[Information provided start]
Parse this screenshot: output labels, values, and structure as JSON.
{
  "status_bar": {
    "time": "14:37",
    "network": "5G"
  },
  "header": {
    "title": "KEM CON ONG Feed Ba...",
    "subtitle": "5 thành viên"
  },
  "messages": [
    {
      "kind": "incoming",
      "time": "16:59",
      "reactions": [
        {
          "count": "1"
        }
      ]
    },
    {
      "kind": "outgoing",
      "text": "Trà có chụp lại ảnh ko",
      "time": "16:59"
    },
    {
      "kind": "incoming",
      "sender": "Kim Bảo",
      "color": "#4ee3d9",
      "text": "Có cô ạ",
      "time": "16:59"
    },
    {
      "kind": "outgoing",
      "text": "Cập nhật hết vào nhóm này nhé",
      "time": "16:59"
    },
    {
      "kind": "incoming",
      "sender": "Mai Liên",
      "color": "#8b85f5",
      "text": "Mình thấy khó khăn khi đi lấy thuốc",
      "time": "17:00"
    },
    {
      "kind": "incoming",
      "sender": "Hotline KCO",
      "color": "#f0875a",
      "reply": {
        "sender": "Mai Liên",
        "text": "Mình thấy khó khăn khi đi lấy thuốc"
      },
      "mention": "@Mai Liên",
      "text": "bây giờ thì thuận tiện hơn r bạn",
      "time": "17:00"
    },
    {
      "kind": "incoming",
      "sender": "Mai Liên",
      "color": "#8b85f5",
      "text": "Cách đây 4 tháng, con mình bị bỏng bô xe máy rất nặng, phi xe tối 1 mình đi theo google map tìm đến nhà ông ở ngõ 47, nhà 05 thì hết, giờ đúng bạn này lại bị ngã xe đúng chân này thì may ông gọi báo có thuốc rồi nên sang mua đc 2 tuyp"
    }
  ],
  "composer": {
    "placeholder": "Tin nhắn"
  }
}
[Information provided end]
Exercise directions
From the entries above, copy every line that holds the word "sender".

Written answer
      "sender": "Kim Bảo",
      "sender": "Mai Liên",
      "sender": "Hotline KCO",
        "sender": "Mai Liên",
      "sender": "Mai Liên",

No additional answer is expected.